» **Written request**
Transcribe the listing in full, excluding any pictures.

>>>>

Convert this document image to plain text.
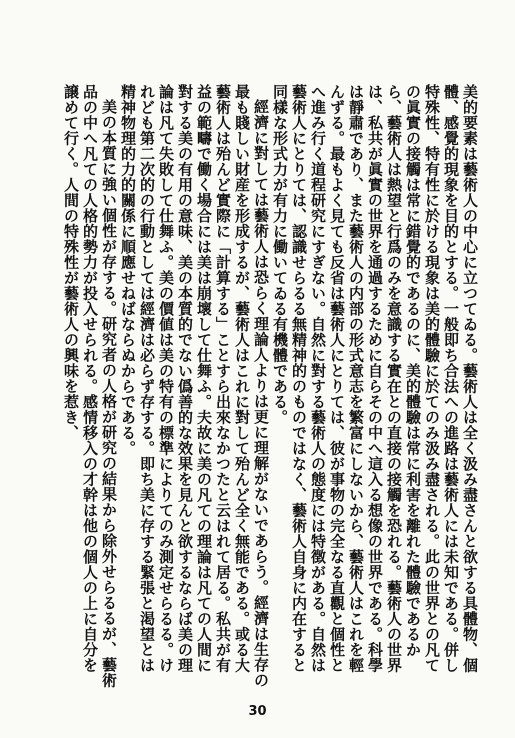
美的要素は藝術人の中心に立つてゐる。藝術人は全く汲み盡さんと欲する具體物、個體、感覺的現象を目的とする。一般即ち合法への進路は藝術人には未知である。併し特殊性、特有性に於ける現象は美的體驗に於てのみ汲み盡される。此の世界との凡ての眞實の接觸は常に錯覺的であるのに、美的體驗は常に利害を離れた體驗であるから、藝術人は熱望と行爲のみを意識する實在との直接の接觸を恐れる。藝術人の世界は、私共が眞實の世界を通過するために自らその中へ這入る想像の世界である。科學は靜肅であり、また藝術人の内部の形式意志を繁富にしないから、藝術人はこれを輕んずる。最もよく見ても反省は藝術人にとりては、彼が事物の完全なる直觀と個性とへ進み行く道程研究にすぎない。自然に對する藝術人の態度には特徴がある。自然は藝術人にとりては、認識せらるる無精神的のものではなく、藝術人自身に内在すると同樣な形式力が有力に働いてゐる有機體である。

經濟に對しては藝術人は恐らく理論人よりは更に理解がないであらう。經濟は生存の最も賤しい財産を形成するが、藝術人はこれに對して殆んど全く無能である。或る大藝術人は殆んど實際に「計算する」ことすら出來なかつたと云はれて居る。私共が有益の範疇で働く場合には美は崩壞して仕舞ふ。夫故に美の凡ての理論は凡ての人間に對する美の有用の意味、美の本質的でない僞善的な效果を見んと欲するならば美の理論は凡て失敗して仕舞ふ。美の價値は美の特有の標準によりてのみ測定せらるる。けれども第二次的の行動としては經濟は必らず存する。即ち美に存する緊張と渇望とは精神物理的力的關係に順應せねばならぬからである。

美の本質に強い個性が存する。研究者の人格が研究の結果から除外せらるるが、藝術品の中へ凡ての人格的勢力が投入せられる。感情移入の才幹は他の個人の上に自分を譲めて行く。人間の特殊性が藝術人の興味を惹き、

30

<<<<

» **Task solution**
Convert this document image to plain text.
美的要素は藝術人の中心に立つてゐる。藝術人は全く汲み盡さんと欲する具體物、個體、感覺的現象を目的とする。一般即ち合法への進路は藝術人には未知である。併し特殊性、特有性に於ける現象は美的體驗に於てのみ汲み盡される。此の世界との凡ての眞實の接觸は常に錯覺的であるのに、美的體驗は常に利害を離れた體驗であるから、藝術人は熱望と行爲のみを意識する實在との直接の接觸を恐れる。藝術人の世界は、私共が眞實の世界を通過するために自らその中へ這入る想像の世界である。科學は靜肅であり、また藝術人の内部の形式意志を繁富にしないから、藝術人はこれを輕んずる。最もよく見ても反省は藝術人にとりては、彼が事物の完全なる直觀と個性とへ進み行く道程研究にすぎない。自然に對する藝術人の態度には特徴がある。自然は藝術人にとりては、認識せらるる無精神的のものではなく、藝術人自身に内在すると同樣な形式力が有力に働いてゐる有機體である。

經濟に對しては藝術人は恐らく理論人よりは更に理解がないであらう。經濟は生存の最も賤しい財産を形成するが、藝術人はこれに對して殆んど全く無能である。或る大藝術人は殆んど實際に「計算する」ことすら出來なかつたと云はれて居る。私共が有益の範疇で働く場合には美は崩壞して仕舞ふ。夫故に美の凡ての理論は凡ての人間に對する美の有用の意味、美の本質的でない僞善的な效果を見んと欲するならば美の理論は凡て失敗して仕舞ふ。美の價値は美の特有の標準によりてのみ測定せらるる。けれども第二次的の行動としては經濟は必らず存する。即ち美に存する緊張と渇望とは精神物理的力的關係に順應せねばならぬからである。

美の本質に強い個性が存する。研究者の人格が研究の結果から除外せらるるが、藝術品の中へ凡ての人格的勢力が投入せられる。感情移入の才幹は他の個人の上に自分を譲めて行く。人間の特殊性が藝術人の興味を惹き、

30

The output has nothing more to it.